> What to work on: Return all lines that include the string "plain".

> Record list:
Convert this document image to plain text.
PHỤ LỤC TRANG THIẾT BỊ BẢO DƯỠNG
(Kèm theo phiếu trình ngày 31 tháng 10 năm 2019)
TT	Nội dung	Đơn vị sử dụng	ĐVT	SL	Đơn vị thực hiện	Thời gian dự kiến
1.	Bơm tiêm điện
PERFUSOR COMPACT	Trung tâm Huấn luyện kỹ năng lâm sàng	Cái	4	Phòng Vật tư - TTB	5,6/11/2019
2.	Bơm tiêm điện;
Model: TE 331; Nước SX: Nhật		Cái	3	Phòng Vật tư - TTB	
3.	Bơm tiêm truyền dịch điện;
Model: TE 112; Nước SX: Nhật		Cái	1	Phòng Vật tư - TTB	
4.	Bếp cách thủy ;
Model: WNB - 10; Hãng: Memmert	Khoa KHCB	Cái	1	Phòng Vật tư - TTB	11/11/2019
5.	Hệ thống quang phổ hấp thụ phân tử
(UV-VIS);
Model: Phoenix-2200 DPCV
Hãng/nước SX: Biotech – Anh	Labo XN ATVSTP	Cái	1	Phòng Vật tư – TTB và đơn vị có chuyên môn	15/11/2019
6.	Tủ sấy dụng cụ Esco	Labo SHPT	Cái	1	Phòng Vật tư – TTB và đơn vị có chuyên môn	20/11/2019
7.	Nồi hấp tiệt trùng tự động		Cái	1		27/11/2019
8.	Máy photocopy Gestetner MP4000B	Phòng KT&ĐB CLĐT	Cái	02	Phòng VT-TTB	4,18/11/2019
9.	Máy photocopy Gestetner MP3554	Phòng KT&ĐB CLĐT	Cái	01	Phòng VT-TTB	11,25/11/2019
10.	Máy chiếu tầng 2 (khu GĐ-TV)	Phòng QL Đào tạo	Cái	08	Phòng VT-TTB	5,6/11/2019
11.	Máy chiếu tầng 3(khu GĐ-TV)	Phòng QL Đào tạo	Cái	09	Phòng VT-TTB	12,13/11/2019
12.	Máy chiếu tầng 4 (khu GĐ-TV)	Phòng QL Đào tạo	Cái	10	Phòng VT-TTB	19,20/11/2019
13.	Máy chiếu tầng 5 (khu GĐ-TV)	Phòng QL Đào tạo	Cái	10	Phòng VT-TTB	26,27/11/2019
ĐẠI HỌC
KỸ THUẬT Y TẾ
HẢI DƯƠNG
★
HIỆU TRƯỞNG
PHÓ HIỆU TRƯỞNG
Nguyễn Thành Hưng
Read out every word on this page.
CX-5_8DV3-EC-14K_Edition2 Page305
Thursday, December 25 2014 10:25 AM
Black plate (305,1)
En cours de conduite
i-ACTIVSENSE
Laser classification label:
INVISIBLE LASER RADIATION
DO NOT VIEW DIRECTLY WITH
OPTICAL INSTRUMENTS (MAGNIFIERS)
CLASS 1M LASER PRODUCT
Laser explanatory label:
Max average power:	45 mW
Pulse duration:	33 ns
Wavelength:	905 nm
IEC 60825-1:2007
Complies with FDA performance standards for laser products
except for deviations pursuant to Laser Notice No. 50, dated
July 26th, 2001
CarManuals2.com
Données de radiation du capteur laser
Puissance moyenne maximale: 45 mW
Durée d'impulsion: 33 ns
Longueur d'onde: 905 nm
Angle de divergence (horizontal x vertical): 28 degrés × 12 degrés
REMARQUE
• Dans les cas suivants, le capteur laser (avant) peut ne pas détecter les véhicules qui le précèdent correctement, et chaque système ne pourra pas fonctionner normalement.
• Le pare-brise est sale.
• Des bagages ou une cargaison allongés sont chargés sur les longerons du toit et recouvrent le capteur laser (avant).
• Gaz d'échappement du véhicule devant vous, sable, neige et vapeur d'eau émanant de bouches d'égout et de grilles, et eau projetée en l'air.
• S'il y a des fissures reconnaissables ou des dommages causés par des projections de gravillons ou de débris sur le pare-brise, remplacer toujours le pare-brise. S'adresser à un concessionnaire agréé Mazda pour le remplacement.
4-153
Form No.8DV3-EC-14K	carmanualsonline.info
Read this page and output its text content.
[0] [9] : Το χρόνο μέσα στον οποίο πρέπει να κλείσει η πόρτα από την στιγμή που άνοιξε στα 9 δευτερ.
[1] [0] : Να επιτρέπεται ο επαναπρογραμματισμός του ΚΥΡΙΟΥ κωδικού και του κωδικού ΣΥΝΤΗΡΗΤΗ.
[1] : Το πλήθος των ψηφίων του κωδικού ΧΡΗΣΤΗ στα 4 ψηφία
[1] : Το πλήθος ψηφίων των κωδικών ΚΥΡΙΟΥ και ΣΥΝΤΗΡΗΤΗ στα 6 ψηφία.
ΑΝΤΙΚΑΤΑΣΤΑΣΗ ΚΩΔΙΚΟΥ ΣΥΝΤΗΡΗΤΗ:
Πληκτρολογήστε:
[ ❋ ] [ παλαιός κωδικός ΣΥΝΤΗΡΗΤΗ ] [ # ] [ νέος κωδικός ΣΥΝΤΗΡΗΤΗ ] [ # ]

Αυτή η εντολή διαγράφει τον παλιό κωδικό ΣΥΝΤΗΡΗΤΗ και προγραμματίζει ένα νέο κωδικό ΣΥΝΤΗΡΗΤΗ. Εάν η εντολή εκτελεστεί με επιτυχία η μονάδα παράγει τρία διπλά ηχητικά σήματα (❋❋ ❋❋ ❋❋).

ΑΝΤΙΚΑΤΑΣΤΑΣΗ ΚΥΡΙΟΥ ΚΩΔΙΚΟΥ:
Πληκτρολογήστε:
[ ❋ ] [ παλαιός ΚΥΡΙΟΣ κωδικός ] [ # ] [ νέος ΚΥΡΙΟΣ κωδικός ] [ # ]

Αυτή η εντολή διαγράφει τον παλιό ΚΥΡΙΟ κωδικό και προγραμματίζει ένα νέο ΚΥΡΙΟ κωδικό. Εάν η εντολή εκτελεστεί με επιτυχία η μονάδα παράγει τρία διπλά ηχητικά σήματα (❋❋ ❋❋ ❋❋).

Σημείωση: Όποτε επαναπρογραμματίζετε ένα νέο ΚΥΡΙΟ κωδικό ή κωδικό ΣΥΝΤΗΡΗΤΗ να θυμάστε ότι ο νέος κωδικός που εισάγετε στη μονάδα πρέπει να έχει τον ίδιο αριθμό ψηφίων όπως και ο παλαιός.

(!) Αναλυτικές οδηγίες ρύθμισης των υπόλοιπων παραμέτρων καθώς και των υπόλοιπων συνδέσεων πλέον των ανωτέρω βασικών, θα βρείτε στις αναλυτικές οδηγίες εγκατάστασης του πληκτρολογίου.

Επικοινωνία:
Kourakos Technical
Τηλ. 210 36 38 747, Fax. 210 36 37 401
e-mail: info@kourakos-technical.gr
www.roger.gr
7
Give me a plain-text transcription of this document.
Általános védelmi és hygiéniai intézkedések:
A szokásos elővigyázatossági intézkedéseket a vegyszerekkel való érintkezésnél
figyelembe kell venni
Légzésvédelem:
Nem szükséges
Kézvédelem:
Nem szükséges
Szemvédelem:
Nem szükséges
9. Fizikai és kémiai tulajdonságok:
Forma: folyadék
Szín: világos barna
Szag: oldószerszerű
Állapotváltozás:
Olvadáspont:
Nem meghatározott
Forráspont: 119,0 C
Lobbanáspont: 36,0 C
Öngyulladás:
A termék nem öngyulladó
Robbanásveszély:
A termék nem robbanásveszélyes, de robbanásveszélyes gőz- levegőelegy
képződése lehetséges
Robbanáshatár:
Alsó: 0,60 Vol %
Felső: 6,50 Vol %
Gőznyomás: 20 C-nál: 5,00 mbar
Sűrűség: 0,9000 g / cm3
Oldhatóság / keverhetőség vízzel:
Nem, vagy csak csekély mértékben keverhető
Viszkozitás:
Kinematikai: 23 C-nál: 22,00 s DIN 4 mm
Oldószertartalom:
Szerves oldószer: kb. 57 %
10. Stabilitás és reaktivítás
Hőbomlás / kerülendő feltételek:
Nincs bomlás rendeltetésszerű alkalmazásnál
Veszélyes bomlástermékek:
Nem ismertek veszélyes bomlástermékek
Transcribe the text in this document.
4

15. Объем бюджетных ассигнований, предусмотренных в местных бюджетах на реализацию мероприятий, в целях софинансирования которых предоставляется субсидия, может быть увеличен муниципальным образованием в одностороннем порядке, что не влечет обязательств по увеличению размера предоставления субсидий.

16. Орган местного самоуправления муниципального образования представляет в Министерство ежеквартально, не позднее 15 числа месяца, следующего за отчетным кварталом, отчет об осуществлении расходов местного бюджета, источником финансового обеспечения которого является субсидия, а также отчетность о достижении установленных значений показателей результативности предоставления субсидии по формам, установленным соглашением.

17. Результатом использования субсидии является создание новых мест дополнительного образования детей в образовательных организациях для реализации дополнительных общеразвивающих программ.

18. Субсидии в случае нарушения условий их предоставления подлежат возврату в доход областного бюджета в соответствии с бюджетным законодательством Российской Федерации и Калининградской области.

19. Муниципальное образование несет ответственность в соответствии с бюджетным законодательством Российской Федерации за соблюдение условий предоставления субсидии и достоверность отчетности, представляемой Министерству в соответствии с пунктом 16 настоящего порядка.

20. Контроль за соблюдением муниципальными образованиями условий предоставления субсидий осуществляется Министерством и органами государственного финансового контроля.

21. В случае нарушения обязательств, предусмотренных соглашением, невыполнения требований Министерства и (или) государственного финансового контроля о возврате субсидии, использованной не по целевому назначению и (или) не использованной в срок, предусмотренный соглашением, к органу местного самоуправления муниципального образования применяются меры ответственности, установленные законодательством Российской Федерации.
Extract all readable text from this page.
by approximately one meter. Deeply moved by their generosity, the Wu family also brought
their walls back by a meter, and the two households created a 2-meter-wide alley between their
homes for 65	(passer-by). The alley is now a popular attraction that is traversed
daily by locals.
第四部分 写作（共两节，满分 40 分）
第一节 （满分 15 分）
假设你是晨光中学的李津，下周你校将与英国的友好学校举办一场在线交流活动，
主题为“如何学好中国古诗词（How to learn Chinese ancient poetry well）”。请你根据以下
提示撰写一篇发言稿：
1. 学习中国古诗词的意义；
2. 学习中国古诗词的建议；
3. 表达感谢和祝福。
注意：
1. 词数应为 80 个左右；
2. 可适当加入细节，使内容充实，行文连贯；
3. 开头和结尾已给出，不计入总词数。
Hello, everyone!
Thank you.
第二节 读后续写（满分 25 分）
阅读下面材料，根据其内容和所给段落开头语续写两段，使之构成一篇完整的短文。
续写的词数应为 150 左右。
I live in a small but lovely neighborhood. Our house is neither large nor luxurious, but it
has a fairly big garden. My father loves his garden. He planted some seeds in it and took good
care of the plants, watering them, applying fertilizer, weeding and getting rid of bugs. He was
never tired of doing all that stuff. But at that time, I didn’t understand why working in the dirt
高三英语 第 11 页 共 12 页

> Correct response:
Convert this document image to plain text.
Give me a plain-text transcription of this document.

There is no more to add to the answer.